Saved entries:
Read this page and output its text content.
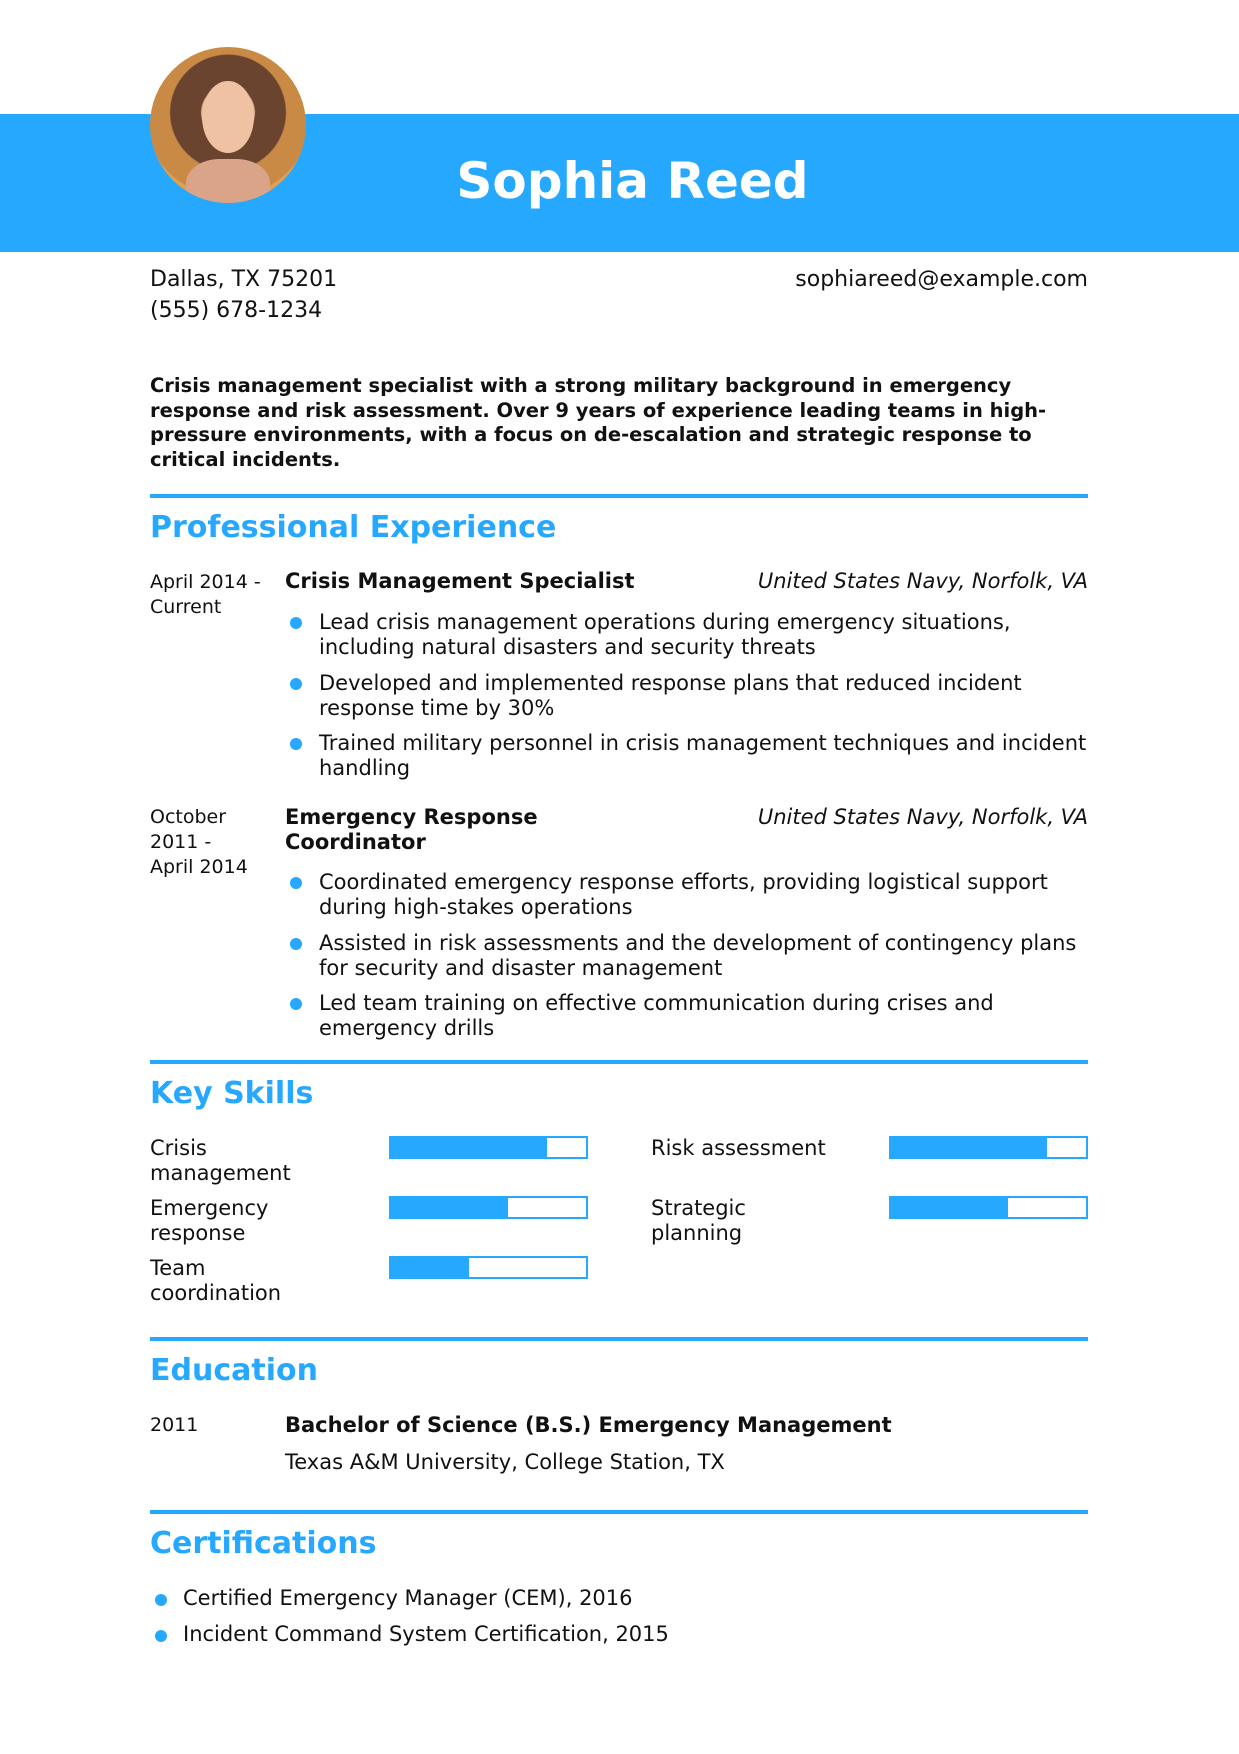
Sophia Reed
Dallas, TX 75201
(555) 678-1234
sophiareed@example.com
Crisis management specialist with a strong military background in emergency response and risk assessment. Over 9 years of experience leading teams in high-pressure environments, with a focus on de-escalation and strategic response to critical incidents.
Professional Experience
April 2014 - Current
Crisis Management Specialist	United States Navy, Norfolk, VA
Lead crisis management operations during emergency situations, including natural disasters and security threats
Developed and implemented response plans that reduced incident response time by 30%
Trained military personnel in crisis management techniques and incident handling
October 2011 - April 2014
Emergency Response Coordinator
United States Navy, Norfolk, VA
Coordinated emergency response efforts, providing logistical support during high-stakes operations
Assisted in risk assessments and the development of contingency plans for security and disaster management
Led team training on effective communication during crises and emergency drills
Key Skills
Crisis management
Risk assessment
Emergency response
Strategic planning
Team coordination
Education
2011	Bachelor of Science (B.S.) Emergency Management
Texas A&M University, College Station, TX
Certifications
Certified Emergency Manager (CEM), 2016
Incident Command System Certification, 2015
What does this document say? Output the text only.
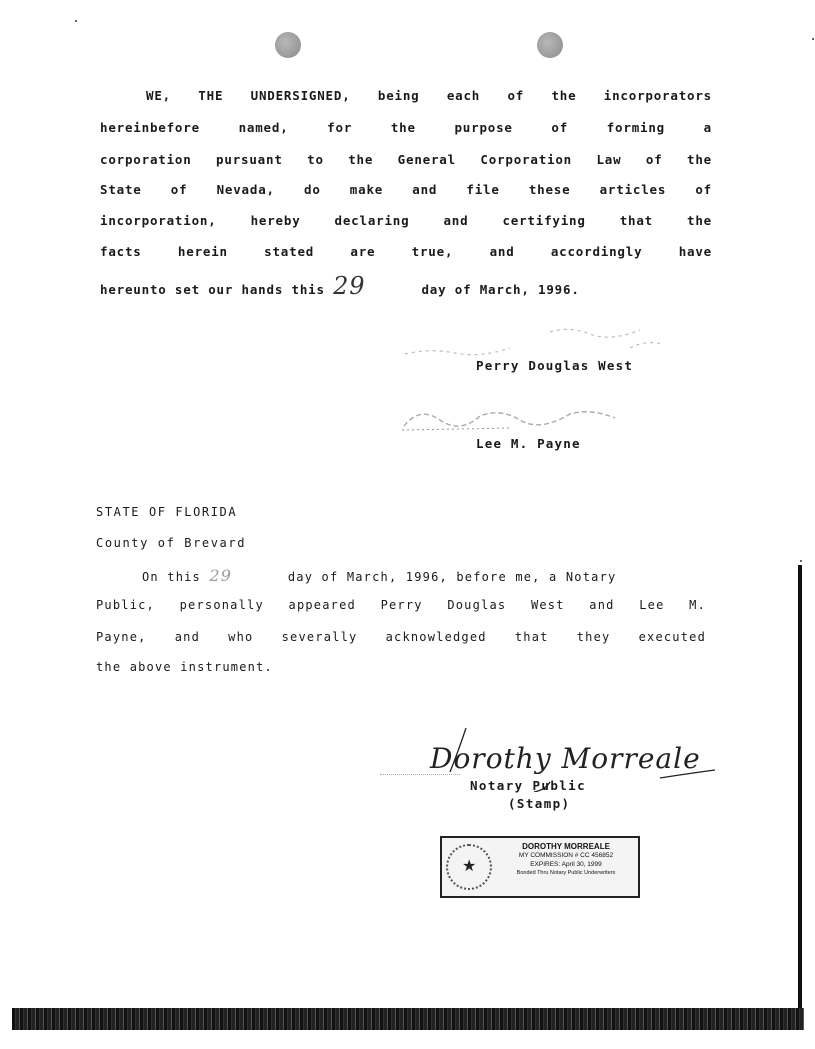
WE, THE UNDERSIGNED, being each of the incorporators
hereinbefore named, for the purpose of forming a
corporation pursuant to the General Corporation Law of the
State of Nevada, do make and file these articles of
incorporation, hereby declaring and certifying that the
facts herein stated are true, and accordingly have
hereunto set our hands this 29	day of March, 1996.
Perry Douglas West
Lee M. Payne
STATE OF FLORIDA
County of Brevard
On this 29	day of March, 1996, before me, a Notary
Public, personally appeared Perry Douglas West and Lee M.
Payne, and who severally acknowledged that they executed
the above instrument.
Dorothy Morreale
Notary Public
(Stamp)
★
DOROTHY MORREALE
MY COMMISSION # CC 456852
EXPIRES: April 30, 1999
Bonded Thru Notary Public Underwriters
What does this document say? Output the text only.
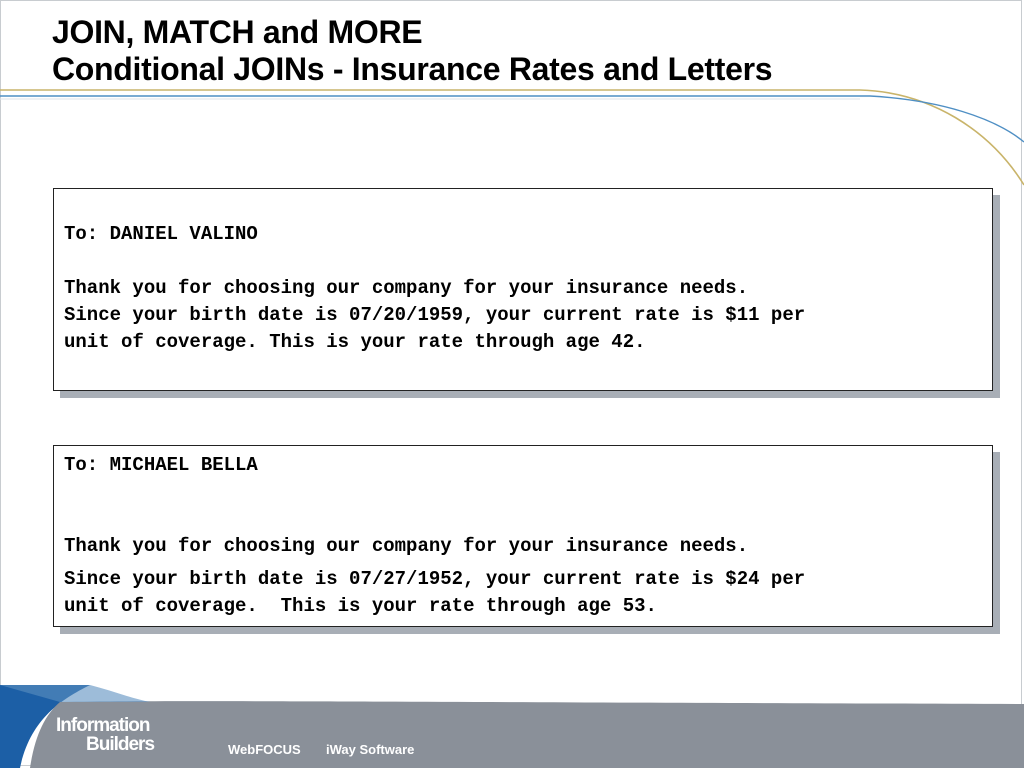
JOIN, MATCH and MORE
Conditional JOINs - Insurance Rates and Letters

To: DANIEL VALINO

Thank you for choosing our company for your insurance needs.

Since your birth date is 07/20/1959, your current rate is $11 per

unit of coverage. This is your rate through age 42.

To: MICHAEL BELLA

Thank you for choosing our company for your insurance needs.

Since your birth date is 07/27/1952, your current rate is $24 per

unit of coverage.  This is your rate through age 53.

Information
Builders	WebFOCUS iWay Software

WHAT TO PRODUCE: Look through the entries above for the word "March". Copy every line where it shows up.

RESULT:
hereunto set our hands this 29	day of March, 1996.
On this 29	day of March, 1996, before me, a Notary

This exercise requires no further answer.